— Directions for this task —
Every line that contains the word "JSON" should be copied.

Start of Excerpted data

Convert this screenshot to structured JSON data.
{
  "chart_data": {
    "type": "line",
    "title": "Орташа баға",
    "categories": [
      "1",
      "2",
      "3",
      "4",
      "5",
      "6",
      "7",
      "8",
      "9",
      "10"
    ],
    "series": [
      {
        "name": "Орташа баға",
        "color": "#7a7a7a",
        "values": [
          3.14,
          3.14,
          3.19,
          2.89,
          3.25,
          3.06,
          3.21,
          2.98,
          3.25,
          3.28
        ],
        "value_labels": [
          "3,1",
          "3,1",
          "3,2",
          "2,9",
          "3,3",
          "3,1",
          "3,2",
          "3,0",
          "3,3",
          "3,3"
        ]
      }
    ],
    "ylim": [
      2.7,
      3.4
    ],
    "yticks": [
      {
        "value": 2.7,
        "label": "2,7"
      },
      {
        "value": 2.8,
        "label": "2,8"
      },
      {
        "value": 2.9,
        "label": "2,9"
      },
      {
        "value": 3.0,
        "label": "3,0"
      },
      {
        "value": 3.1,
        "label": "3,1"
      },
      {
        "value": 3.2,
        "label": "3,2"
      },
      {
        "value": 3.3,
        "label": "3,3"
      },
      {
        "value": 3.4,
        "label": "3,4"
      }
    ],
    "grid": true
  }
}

End of Excerpted data
Start of Excerpted data

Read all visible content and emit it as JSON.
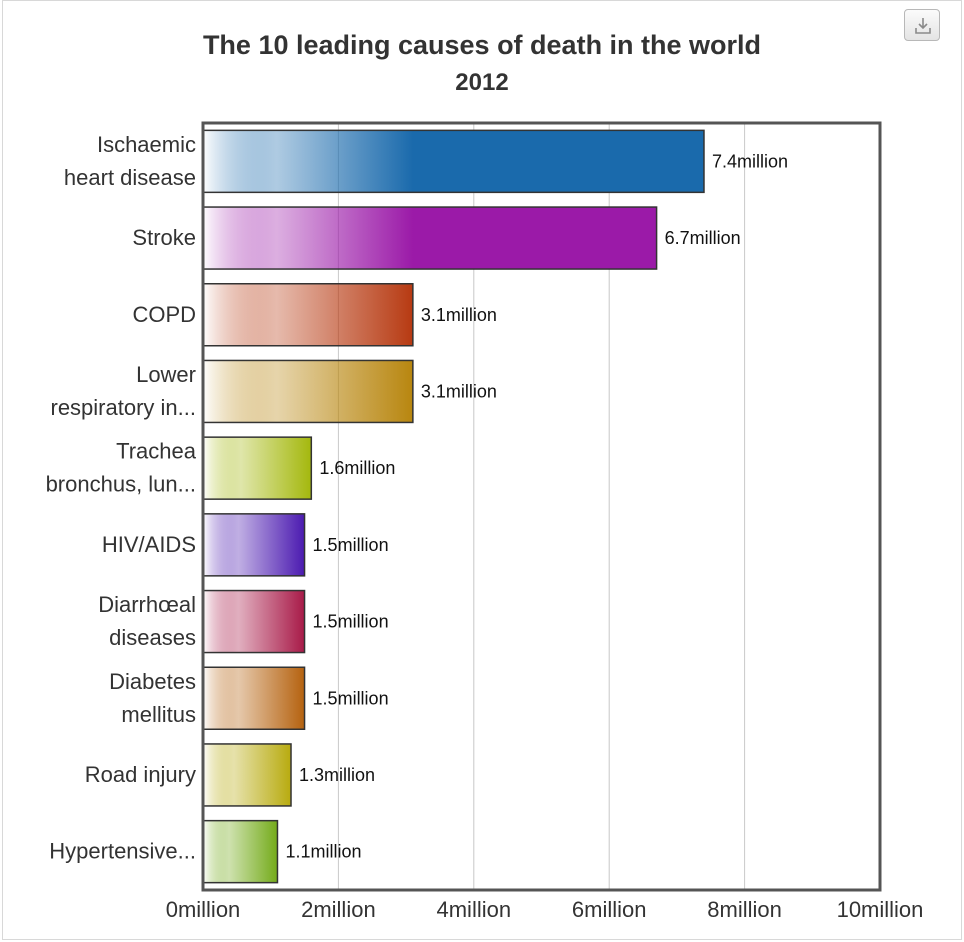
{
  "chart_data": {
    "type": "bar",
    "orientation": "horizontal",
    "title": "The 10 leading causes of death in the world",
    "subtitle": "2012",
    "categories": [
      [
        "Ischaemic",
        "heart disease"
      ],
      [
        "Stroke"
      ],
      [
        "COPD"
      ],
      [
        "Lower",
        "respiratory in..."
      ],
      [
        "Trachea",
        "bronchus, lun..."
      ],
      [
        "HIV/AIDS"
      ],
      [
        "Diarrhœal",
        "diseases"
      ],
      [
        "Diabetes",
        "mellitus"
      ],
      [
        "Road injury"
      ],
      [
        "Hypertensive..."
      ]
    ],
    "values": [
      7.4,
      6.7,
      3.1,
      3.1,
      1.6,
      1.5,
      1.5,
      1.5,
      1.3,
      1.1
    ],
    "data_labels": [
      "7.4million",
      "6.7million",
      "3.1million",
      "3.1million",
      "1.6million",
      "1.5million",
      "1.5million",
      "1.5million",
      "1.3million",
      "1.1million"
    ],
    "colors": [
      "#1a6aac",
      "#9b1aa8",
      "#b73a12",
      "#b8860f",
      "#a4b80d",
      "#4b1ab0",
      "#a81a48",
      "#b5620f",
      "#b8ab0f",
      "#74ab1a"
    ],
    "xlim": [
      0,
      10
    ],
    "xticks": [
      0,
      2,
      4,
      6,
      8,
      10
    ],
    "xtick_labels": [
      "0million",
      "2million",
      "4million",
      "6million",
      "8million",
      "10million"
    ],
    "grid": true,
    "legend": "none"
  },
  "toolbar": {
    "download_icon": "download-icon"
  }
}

End of Excerpted data

— Response to the exercise —
Convert this screenshot to structured JSON data.
Read all visible content and emit it as JSON.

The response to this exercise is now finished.